◆ Problem to work on ◆
Scan the data. Collect each line that contains the word "page".

◆ The records ◆
— Start —

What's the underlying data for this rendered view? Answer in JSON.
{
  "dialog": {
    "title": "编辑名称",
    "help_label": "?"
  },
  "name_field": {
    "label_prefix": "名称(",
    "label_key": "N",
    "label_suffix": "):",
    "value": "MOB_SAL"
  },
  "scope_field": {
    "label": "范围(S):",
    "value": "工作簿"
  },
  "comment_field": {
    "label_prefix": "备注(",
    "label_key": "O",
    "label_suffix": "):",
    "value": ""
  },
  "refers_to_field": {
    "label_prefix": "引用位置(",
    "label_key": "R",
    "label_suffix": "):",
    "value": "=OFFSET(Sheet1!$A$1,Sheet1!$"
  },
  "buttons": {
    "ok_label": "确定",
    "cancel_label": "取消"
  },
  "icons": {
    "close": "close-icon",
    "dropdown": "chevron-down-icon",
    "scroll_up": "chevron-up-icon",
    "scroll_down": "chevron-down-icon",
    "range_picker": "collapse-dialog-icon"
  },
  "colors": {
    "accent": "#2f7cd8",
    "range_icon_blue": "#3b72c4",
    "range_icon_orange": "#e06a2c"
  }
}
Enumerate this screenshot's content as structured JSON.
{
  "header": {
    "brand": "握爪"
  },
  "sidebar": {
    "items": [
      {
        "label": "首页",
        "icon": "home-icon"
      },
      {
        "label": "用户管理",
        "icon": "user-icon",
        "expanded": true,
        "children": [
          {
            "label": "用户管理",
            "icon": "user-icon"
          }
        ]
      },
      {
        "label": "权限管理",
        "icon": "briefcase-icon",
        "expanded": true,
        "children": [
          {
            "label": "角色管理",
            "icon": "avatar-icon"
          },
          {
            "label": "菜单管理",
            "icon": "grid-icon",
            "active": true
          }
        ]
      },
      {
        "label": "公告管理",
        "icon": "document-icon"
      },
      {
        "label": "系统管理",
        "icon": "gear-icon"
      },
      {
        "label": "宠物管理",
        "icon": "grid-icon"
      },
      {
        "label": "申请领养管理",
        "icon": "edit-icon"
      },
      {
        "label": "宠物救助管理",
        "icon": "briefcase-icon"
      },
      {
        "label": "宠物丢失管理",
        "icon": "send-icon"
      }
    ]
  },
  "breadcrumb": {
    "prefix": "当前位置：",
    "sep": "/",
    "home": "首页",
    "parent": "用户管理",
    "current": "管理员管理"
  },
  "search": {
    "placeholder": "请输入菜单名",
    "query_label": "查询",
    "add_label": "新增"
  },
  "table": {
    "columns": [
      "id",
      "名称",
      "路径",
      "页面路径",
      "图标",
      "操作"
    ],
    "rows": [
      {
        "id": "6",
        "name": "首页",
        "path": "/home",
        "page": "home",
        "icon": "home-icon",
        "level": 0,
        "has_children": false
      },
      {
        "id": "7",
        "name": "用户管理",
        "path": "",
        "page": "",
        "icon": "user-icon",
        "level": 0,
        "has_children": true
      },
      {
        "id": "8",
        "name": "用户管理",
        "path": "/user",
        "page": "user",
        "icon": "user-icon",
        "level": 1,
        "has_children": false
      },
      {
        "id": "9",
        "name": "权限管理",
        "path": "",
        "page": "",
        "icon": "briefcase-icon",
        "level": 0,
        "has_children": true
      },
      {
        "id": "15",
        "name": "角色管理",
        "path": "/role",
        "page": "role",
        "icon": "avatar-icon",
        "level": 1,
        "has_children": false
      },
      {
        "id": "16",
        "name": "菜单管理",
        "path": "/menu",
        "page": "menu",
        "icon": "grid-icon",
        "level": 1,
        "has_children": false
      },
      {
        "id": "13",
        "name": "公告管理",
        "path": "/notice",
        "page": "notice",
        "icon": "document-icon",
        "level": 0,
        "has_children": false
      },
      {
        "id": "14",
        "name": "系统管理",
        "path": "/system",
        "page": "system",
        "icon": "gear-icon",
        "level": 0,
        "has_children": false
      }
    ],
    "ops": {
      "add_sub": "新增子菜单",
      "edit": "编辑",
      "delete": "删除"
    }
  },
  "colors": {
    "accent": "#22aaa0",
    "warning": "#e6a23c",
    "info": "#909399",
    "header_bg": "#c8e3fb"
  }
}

— End —

◆ Response for this exercise ◆
        "page": "home",
        "page": "",
        "page": "user",
        "page": "",
        "page": "role",
        "page": "menu",
        "page": "notice",
        "page": "system",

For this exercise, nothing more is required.